Copy every record below, exactly as written.

[Stored data entries]
-- Start --
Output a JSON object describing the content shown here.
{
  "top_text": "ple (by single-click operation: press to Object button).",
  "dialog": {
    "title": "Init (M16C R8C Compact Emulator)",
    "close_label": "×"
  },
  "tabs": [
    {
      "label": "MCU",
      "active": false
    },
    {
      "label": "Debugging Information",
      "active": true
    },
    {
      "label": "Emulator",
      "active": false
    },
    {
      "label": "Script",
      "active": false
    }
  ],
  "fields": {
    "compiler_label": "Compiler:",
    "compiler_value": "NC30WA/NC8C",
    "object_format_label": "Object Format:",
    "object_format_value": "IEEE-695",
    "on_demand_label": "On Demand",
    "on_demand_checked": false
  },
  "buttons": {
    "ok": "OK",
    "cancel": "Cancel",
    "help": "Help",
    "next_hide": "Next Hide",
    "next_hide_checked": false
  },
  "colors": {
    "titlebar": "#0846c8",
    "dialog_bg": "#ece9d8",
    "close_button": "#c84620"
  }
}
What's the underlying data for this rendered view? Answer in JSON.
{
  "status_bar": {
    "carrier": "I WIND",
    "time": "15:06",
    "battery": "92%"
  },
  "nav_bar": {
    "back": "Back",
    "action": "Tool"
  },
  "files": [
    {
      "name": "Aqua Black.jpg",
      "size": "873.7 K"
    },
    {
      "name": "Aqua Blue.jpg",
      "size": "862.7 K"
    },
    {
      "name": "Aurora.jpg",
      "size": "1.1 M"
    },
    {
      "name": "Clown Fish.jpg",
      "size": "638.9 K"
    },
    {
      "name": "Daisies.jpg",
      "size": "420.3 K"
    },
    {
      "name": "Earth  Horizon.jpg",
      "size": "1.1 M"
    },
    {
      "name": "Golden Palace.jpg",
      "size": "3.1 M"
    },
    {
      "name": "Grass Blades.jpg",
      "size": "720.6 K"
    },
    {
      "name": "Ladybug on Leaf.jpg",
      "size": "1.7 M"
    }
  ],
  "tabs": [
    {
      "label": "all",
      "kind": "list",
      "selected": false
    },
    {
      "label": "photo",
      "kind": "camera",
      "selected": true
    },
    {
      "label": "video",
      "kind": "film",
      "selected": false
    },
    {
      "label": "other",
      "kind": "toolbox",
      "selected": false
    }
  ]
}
-- End --
- [RESPONSE TO THE TASK]:
Output a JSON object describing the content shown here.
{
  "top_text": "ple (by single-click operation: press to Object button).",
  "dialog": {
    "title": "Init (M16C R8C Compact Emulator)",
    "close_label": "×"
  },
  "tabs": [
    {
      "label": "MCU",
      "active": false
    },
    {
      "label": "Debugging Information",
      "active": true
    },
    {
      "label": "Emulator",
      "active": false
    },
    {
      "label": "Script",
      "active": false
    }
  ],
  "fields": {
    "compiler_label": "Compiler:",
    "compiler_value": "NC30WA/NC8C",
    "object_format_label": "Object Format:",
    "object_format_value": "IEEE-695",
    "on_demand_label": "On Demand",
    "on_demand_checked": false
  },
  "buttons": {
    "ok": "OK",
    "cancel": "Cancel",
    "help": "Help",
    "next_hide": "Next Hide",
    "next_hide_checked": false
  },
  "colors": {
    "titlebar": "#0846c8",
    "dialog_bg": "#ece9d8",
    "close_button": "#c84620"
  }
}
What's the underlying data for this rendered view? Answer in JSON.
{
  "status_bar": {
    "carrier": "I WIND",
    "time": "15:06",
    "battery": "92%"
  },
  "nav_bar": {
    "back": "Back",
    "action": "Tool"
  },
  "files": [
    {
      "name": "Aqua Black.jpg",
      "size": "873.7 K"
    },
    {
      "name": "Aqua Blue.jpg",
      "size": "862.7 K"
    },
    {
      "name": "Aurora.jpg",
      "size": "1.1 M"
    },
    {
      "name": "Clown Fish.jpg",
      "size": "638.9 K"
    },
    {
      "name": "Daisies.jpg",
      "size": "420.3 K"
    },
    {
      "name": "Earth  Horizon.jpg",
      "size": "1.1 M"
    },
    {
      "name": "Golden Palace.jpg",
      "size": "3.1 M"
    },
    {
      "name": "Grass Blades.jpg",
      "size": "720.6 K"
    },
    {
      "name": "Ladybug on Leaf.jpg",
      "size": "1.7 M"
    }
  ],
  "tabs": [
    {
      "label": "all",
      "kind": "list",
      "selected": false
    },
    {
      "label": "photo",
      "kind": "camera",
      "selected": true
    },
    {
      "label": "video",
      "kind": "film",
      "selected": false
    },
    {
      "label": "other",
      "kind": "toolbox",
      "selected": false
    }
  ]
}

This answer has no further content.